--- START OF Records ---

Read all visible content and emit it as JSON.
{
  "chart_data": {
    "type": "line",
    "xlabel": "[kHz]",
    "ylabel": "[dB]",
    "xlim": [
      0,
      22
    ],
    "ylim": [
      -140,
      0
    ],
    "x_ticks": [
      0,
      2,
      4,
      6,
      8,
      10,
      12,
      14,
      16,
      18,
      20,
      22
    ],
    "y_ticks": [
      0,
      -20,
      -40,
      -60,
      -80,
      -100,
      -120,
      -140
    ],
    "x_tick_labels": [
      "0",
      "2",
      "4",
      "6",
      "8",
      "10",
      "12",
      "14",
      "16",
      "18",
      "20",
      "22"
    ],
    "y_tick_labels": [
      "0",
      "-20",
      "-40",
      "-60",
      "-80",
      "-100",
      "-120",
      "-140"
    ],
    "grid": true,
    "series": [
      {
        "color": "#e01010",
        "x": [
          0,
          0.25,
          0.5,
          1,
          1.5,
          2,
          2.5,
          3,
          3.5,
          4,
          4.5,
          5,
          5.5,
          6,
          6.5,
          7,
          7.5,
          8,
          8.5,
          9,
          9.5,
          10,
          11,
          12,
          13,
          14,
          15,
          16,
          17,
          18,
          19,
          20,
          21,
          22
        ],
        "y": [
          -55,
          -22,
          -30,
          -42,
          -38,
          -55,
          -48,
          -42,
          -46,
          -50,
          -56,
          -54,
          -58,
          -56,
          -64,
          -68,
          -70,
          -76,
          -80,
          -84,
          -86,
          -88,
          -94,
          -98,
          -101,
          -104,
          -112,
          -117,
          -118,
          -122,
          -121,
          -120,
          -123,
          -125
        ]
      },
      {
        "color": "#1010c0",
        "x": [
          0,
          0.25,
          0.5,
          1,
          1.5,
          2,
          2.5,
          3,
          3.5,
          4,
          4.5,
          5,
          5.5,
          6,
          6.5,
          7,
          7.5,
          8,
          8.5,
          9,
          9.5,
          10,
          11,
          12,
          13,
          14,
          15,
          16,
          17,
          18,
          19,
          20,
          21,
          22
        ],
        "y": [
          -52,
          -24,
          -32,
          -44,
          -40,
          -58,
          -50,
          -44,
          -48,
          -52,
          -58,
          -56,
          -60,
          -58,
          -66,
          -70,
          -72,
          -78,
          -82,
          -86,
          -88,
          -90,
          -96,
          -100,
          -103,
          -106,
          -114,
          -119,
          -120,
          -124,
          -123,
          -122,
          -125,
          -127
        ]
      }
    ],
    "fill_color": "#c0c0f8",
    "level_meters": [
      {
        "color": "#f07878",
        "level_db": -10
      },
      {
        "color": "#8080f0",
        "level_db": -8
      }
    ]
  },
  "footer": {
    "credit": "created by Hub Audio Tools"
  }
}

--- END OF Records ---

• _What you will do_:
Set down all of the records shown above once more, exactly.

• _Exercise result_:
Read all visible content and emit it as JSON.
{
  "chart_data": {
    "type": "line",
    "xlabel": "[kHz]",
    "ylabel": "[dB]",
    "xlim": [
      0,
      22
    ],
    "ylim": [
      -140,
      0
    ],
    "x_ticks": [
      0,
      2,
      4,
      6,
      8,
      10,
      12,
      14,
      16,
      18,
      20,
      22
    ],
    "y_ticks": [
      0,
      -20,
      -40,
      -60,
      -80,
      -100,
      -120,
      -140
    ],
    "x_tick_labels": [
      "0",
      "2",
      "4",
      "6",
      "8",
      "10",
      "12",
      "14",
      "16",
      "18",
      "20",
      "22"
    ],
    "y_tick_labels": [
      "0",
      "-20",
      "-40",
      "-60",
      "-80",
      "-100",
      "-120",
      "-140"
    ],
    "grid": true,
    "series": [
      {
        "color": "#e01010",
        "x": [
          0,
          0.25,
          0.5,
          1,
          1.5,
          2,
          2.5,
          3,
          3.5,
          4,
          4.5,
          5,
          5.5,
          6,
          6.5,
          7,
          7.5,
          8,
          8.5,
          9,
          9.5,
          10,
          11,
          12,
          13,
          14,
          15,
          16,
          17,
          18,
          19,
          20,
          21,
          22
        ],
        "y": [
          -55,
          -22,
          -30,
          -42,
          -38,
          -55,
          -48,
          -42,
          -46,
          -50,
          -56,
          -54,
          -58,
          -56,
          -64,
          -68,
          -70,
          -76,
          -80,
          -84,
          -86,
          -88,
          -94,
          -98,
          -101,
          -104,
          -112,
          -117,
          -118,
          -122,
          -121,
          -120,
          -123,
          -125
        ]
      },
      {
        "color": "#1010c0",
        "x": [
          0,
          0.25,
          0.5,
          1,
          1.5,
          2,
          2.5,
          3,
          3.5,
          4,
          4.5,
          5,
          5.5,
          6,
          6.5,
          7,
          7.5,
          8,
          8.5,
          9,
          9.5,
          10,
          11,
          12,
          13,
          14,
          15,
          16,
          17,
          18,
          19,
          20,
          21,
          22
        ],
        "y": [
          -52,
          -24,
          -32,
          -44,
          -40,
          -58,
          -50,
          -44,
          -48,
          -52,
          -58,
          -56,
          -60,
          -58,
          -66,
          -70,
          -72,
          -78,
          -82,
          -86,
          -88,
          -90,
          -96,
          -100,
          -103,
          -106,
          -114,
          -119,
          -120,
          -124,
          -123,
          -122,
          -125,
          -127
        ]
      }
    ],
    "fill_color": "#c0c0f8",
    "level_meters": [
      {
        "color": "#f07878",
        "level_db": -10
      },
      {
        "color": "#8080f0",
        "level_db": -8
      }
    ]
  },
  "footer": {
    "credit": "created by Hub Audio Tools"
  }
}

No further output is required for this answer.